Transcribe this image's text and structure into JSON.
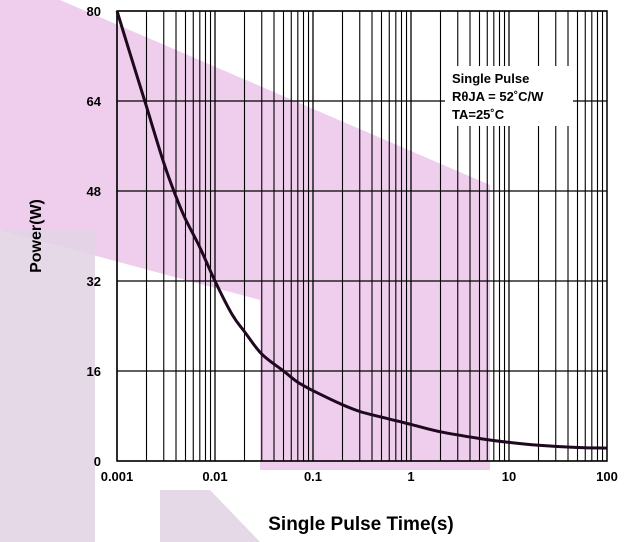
{
  "chart_data": {
    "type": "line",
    "xlabel": "Single Pulse Time(s)",
    "ylabel": "Power(W)",
    "x_scale": "log",
    "xlim": [
      0.001,
      100
    ],
    "ylim": [
      0,
      80
    ],
    "x_ticks": [
      "0.001",
      "0.01",
      "0.1",
      "1",
      "10",
      "100"
    ],
    "y_ticks": [
      "0",
      "16",
      "32",
      "48",
      "64",
      "80"
    ],
    "grid": true,
    "annotation": [
      "Single Pulse",
      "RθJA = 52˚C/W",
      "TA=25˚C"
    ],
    "series": [
      {
        "color": "#1e0a1e",
        "x": [
          0.001,
          0.0015,
          0.002,
          0.003,
          0.004,
          0.005,
          0.007,
          0.01,
          0.015,
          0.02,
          0.03,
          0.05,
          0.07,
          0.1,
          0.2,
          0.3,
          0.5,
          1,
          2,
          5,
          10,
          20,
          50,
          100
        ],
        "y": [
          80,
          70,
          63,
          53,
          47,
          43,
          38,
          32,
          26,
          23,
          19,
          16,
          14,
          12.5,
          10,
          8.8,
          7.8,
          6.5,
          5.2,
          4,
          3.3,
          2.8,
          2.4,
          2.3
        ]
      }
    ]
  },
  "watermark": {
    "colors": [
      "#ecc6ea",
      "#e2d4e4"
    ]
  }
}
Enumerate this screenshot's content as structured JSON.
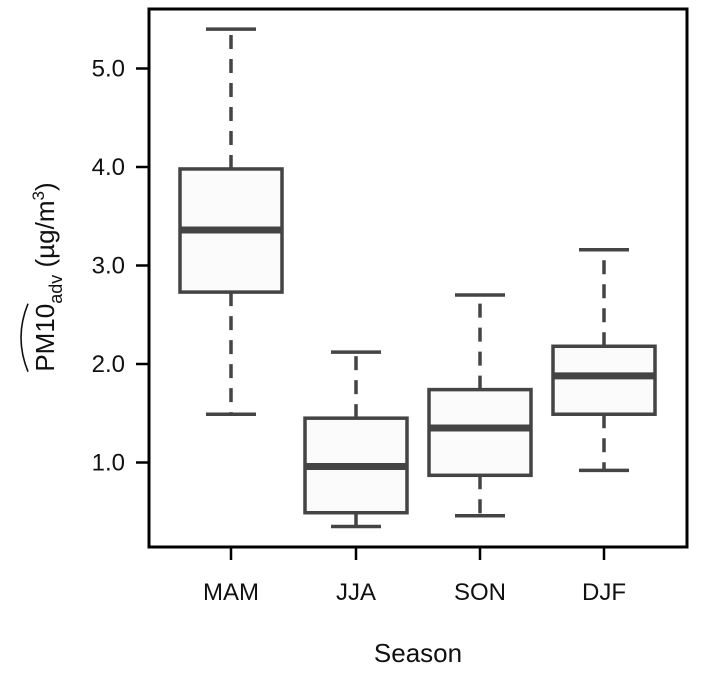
{
  "chart_data": {
    "type": "boxplot",
    "xlabel": "Season",
    "ylabel": {
      "main": "PM10",
      "subscript": "adv",
      "unit_open": " (µg/m",
      "unit_sup": "3",
      "unit_close": ")",
      "hat": true
    },
    "ylim": [
      0.2,
      5.68
    ],
    "y_ticks": [
      1.0,
      2.0,
      3.0,
      4.0,
      5.0
    ],
    "y_tick_labels": [
      "1.0",
      "2.0",
      "3.0",
      "4.0",
      "5.0"
    ],
    "categories": [
      "MAM",
      "JJA",
      "SON",
      "DJF"
    ],
    "boxes": [
      {
        "category": "MAM",
        "whisker_low": 1.49,
        "q1": 2.73,
        "median": 3.36,
        "q3": 3.98,
        "whisker_high": 5.4
      },
      {
        "category": "JJA",
        "whisker_low": 0.35,
        "q1": 0.49,
        "median": 0.96,
        "q3": 1.45,
        "whisker_high": 2.12
      },
      {
        "category": "SON",
        "whisker_low": 0.46,
        "q1": 0.87,
        "median": 1.35,
        "q3": 1.74,
        "whisker_high": 2.7
      },
      {
        "category": "DJF",
        "whisker_low": 0.92,
        "q1": 1.49,
        "median": 1.88,
        "q3": 2.18,
        "whisker_high": 3.16
      }
    ],
    "grid": false,
    "legend": "none",
    "colors": {
      "box_stroke": "#444444",
      "box_fill": "#fbfbfb",
      "frame": "#000000",
      "text": "#111111"
    }
  }
}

++++++++

### CHALLENGE
Copy every line of the listing that includes the string "Pulse".

### EXERCISE RESULT
    "xlabel": "Single Pulse Time(s)",
      "Single Pulse",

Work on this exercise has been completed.